WHAT IS BEING ASKED » Look below and pull out each line with the word "Centre".

--- BEGIN MATERIAL PROVIDED ---

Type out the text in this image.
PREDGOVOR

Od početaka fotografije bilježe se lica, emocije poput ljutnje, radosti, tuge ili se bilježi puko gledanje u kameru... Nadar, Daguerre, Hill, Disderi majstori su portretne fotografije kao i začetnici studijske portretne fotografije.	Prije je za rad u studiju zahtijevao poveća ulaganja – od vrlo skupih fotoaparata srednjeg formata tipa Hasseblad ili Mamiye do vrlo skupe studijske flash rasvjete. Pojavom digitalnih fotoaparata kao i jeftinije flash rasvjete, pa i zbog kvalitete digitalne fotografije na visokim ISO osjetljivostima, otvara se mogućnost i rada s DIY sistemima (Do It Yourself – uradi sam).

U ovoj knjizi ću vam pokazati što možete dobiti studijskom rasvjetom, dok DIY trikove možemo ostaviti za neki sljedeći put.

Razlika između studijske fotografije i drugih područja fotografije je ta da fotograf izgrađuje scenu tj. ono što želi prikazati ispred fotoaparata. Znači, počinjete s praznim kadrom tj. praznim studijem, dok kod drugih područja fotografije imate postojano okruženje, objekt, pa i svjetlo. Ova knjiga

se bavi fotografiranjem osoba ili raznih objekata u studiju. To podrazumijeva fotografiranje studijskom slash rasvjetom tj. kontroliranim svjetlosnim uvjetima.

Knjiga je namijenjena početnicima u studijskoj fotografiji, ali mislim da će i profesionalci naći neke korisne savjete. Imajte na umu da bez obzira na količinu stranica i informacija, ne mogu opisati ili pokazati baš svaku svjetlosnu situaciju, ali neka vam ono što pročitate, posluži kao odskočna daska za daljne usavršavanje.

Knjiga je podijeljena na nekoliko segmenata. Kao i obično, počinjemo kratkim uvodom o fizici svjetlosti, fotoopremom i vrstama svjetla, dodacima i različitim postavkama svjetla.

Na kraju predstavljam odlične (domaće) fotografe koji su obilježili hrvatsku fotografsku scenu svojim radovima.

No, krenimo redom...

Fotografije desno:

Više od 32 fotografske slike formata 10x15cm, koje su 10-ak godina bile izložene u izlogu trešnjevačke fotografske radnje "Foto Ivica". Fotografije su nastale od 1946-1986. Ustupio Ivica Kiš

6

--- END MATERIAL PROVIDED ---
--- BEGIN MATERIAL PROVIDED ---

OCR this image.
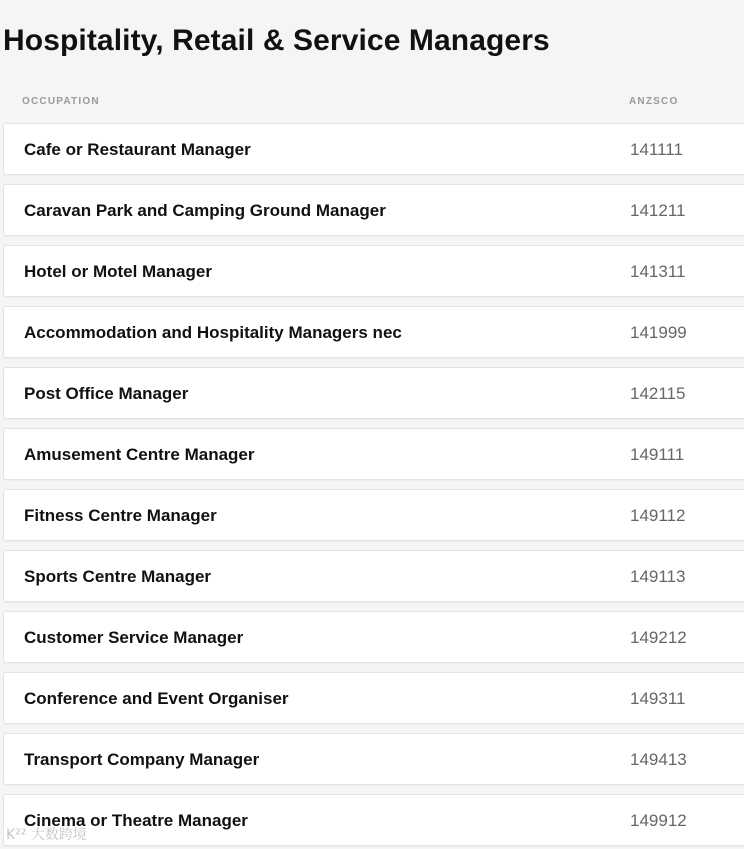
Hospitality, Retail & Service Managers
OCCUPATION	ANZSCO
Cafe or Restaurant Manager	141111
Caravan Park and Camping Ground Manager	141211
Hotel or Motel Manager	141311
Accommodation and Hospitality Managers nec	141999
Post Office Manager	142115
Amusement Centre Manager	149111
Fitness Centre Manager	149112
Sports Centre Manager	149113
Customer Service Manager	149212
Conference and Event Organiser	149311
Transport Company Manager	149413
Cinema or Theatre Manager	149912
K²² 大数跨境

--- END MATERIAL PROVIDED ---

RESPONSE TO THIS EXERCISE »
Amusement Centre Manager	149111
Fitness Centre Manager	149112
Sports Centre Manager	149113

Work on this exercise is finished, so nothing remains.